- _OBJECTIVE_
Write out the whole listing word for word.

- _MATERIAL SUPPLIED_

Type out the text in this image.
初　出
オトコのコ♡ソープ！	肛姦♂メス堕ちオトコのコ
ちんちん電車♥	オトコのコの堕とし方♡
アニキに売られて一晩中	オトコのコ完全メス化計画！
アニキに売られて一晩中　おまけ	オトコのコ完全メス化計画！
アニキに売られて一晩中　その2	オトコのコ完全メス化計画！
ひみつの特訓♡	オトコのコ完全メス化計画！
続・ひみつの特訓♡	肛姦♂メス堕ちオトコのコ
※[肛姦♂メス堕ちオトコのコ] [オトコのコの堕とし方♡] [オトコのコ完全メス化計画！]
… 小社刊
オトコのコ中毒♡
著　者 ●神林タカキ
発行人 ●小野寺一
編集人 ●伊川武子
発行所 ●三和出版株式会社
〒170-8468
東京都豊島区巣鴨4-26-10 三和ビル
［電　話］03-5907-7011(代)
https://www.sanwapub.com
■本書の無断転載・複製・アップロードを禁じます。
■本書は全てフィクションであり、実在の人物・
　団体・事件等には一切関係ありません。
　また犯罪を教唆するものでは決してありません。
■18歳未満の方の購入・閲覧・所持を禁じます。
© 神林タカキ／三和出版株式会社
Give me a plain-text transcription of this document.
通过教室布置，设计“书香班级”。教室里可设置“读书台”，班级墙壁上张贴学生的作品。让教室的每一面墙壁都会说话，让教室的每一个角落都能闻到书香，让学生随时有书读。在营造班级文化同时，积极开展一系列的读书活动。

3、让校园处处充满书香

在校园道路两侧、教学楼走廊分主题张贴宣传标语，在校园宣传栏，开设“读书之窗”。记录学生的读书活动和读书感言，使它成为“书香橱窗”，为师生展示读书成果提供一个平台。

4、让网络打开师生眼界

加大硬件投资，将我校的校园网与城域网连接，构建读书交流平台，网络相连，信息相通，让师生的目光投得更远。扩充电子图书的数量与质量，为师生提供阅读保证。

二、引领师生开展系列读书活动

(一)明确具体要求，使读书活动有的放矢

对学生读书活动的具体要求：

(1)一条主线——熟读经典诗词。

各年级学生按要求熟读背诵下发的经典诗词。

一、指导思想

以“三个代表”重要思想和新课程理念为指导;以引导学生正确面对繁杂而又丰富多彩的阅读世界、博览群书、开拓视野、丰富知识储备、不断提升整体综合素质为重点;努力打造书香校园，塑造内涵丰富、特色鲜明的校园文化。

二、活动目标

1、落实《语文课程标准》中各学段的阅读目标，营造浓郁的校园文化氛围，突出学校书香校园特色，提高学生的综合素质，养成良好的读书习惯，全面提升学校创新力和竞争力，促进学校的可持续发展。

- _RESULT FOR THIS EXERCISE_
Type out the text in this image.
初　出
オトコのコ♡ソープ！	肛姦♂メス堕ちオトコのコ
ちんちん電車♥	オトコのコの堕とし方♡
アニキに売られて一晩中	オトコのコ完全メス化計画！
アニキに売られて一晩中　おまけ	オトコのコ完全メス化計画！
アニキに売られて一晩中　その2	オトコのコ完全メス化計画！
ひみつの特訓♡	オトコのコ完全メス化計画！
続・ひみつの特訓♡	肛姦♂メス堕ちオトコのコ
※[肛姦♂メス堕ちオトコのコ] [オトコのコの堕とし方♡] [オトコのコ完全メス化計画！]
… 小社刊
オトコのコ中毒♡
著　者 ●神林タカキ
発行人 ●小野寺一
編集人 ●伊川武子
発行所 ●三和出版株式会社
〒170-8468
東京都豊島区巣鴨4-26-10 三和ビル
［電　話］03-5907-7011(代)
https://www.sanwapub.com
■本書の無断転載・複製・アップロードを禁じます。
■本書は全てフィクションであり、実在の人物・
　団体・事件等には一切関係ありません。
　また犯罪を教唆するものでは決してありません。
■18歳未満の方の購入・閲覧・所持を禁じます。
© 神林タカキ／三和出版株式会社
Give me a plain-text transcription of this document.
通过教室布置，设计“书香班级”。教室里可设置“读书台”，班级墙壁上张贴学生的作品。让教室的每一面墙壁都会说话，让教室的每一个角落都能闻到书香，让学生随时有书读。在营造班级文化同时，积极开展一系列的读书活动。

3、让校园处处充满书香

在校园道路两侧、教学楼走廊分主题张贴宣传标语，在校园宣传栏，开设“读书之窗”。记录学生的读书活动和读书感言，使它成为“书香橱窗”，为师生展示读书成果提供一个平台。

4、让网络打开师生眼界

加大硬件投资，将我校的校园网与城域网连接，构建读书交流平台，网络相连，信息相通，让师生的目光投得更远。扩充电子图书的数量与质量，为师生提供阅读保证。

二、引领师生开展系列读书活动

(一)明确具体要求，使读书活动有的放矢

对学生读书活动的具体要求：

(1)一条主线——熟读经典诗词。

各年级学生按要求熟读背诵下发的经典诗词。

一、指导思想

以“三个代表”重要思想和新课程理念为指导;以引导学生正确面对繁杂而又丰富多彩的阅读世界、博览群书、开拓视野、丰富知识储备、不断提升整体综合素质为重点;努力打造书香校园，塑造内涵丰富、特色鲜明的校园文化。

二、活动目标

1、落实《语文课程标准》中各学段的阅读目标，营造浓郁的校园文化氛围，突出学校书香校园特色，提高学生的综合素质，养成良好的读书习惯，全面提升学校创新力和竞争力，促进学校的可持续发展。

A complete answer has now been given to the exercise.